Source information: Begin

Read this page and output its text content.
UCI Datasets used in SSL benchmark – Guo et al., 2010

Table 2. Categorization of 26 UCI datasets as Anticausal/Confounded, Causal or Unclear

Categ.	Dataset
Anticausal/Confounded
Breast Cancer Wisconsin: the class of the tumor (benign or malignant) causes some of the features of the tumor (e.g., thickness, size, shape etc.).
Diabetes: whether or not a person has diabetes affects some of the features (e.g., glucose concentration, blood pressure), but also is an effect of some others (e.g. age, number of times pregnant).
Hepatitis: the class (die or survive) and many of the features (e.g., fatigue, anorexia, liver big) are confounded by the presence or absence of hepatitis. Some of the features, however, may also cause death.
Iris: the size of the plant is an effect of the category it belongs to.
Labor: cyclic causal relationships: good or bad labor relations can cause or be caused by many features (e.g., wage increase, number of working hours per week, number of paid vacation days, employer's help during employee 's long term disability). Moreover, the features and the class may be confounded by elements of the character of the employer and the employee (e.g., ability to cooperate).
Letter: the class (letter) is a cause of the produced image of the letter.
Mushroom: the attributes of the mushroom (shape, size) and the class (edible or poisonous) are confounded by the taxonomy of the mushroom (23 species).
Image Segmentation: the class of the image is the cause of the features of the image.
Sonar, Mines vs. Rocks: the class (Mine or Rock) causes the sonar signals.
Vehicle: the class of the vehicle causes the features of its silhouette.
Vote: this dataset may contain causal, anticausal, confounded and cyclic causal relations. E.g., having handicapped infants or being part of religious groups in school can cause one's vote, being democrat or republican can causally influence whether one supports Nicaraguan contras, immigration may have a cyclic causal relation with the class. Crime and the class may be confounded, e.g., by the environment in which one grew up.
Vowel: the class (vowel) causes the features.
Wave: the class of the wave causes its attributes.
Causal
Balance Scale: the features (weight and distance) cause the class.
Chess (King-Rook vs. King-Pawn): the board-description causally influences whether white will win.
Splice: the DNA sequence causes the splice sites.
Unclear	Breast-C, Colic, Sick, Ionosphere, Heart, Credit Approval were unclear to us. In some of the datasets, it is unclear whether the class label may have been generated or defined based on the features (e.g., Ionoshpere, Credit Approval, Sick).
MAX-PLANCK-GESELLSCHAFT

Source information: End
Source information: Begin

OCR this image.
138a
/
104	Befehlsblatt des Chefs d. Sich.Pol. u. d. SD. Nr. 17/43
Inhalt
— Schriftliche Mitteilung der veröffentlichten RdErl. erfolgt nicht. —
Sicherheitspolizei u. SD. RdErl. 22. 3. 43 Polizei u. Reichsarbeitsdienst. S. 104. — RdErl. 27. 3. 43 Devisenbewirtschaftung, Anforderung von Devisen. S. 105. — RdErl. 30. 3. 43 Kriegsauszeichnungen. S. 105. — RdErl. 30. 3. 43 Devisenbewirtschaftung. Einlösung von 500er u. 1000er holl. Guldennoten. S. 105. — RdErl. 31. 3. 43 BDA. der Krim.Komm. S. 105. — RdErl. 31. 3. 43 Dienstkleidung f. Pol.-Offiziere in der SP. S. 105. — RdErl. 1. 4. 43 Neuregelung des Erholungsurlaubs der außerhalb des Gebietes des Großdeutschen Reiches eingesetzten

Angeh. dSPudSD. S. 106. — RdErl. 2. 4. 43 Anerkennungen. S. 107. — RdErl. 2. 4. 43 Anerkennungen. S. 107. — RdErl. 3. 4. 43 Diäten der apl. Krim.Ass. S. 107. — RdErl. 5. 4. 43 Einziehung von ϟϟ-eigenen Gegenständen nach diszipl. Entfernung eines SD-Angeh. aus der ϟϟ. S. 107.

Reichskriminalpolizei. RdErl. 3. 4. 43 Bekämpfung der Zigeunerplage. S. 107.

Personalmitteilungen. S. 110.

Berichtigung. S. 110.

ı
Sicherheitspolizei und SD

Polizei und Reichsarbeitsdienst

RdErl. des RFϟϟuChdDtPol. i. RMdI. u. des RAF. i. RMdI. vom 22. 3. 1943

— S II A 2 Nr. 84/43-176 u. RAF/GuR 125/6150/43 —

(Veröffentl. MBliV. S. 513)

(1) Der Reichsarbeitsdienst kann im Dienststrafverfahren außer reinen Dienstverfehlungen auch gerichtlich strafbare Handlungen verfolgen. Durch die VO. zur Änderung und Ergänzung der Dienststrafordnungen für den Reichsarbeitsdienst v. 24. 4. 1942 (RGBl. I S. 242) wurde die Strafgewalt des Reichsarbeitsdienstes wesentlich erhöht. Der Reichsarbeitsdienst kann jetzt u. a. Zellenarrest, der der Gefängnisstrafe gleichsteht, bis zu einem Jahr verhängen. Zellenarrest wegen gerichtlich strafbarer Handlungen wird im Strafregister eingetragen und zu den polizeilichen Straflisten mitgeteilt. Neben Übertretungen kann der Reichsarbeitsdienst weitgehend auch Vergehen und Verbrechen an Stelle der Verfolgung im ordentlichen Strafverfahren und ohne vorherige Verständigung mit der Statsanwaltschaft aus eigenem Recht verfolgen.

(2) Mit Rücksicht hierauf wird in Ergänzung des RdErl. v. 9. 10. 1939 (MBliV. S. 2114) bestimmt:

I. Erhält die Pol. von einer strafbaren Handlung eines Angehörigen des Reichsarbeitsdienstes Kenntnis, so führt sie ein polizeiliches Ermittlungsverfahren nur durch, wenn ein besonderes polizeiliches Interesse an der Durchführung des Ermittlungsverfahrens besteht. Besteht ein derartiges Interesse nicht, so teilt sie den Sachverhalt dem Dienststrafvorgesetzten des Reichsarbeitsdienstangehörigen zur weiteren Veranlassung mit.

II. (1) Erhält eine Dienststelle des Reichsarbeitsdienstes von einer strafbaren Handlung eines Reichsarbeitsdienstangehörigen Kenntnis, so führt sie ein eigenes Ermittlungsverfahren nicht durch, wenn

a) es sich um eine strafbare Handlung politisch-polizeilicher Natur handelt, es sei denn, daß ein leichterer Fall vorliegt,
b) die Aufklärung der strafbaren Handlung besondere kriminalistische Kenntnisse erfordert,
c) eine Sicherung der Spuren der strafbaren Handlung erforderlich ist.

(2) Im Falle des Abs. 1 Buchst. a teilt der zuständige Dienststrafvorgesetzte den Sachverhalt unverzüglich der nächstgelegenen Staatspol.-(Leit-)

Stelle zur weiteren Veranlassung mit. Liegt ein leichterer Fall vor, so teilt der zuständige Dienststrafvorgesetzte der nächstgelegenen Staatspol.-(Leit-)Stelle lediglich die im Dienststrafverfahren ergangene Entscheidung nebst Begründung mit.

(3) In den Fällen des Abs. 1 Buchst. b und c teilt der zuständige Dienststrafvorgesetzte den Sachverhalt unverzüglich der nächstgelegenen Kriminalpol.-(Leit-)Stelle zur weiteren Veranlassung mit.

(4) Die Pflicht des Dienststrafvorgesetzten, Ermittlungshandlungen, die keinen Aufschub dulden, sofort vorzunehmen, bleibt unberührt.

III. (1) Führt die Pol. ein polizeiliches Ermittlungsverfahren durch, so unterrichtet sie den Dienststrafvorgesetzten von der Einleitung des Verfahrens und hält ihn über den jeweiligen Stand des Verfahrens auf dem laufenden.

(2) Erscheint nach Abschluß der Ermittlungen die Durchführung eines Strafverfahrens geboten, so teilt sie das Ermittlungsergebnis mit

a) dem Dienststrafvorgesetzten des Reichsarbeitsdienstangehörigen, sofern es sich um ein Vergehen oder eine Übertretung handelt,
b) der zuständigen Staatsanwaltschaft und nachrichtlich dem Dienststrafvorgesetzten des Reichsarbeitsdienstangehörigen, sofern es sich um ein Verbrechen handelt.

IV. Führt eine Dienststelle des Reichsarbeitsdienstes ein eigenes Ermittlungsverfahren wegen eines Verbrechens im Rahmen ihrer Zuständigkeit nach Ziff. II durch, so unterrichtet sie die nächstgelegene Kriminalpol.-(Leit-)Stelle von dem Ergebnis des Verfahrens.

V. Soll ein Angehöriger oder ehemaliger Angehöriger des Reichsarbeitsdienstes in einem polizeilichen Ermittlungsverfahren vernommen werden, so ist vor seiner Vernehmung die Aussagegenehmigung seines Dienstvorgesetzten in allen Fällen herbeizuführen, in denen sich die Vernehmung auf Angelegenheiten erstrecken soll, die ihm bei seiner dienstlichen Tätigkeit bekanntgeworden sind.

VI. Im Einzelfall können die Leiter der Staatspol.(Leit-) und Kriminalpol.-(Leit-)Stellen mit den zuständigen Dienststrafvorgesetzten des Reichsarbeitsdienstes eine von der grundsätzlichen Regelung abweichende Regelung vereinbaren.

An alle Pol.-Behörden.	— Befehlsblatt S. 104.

Source information: End

#### Your instructions
Each line holding the word "many" must be pulled from the records.

#### Solution
Hepatitis: the class (die or survive) and many of the features (e.g., fatigue, anorexia, liver big) are confounded by the presence or absence of hepatitis. Some of the features, however, may also cause death.
Labor: cyclic causal relationships: good or bad labor relations can cause or be caused by many features (e.g., wage increase, number of working hours per week, number of paid vacation days, employer's help during employee 's long term disability). Moreover, the features and the class may be confounded by elements of the character of the employer and the employee (e.g., ability to cooperate).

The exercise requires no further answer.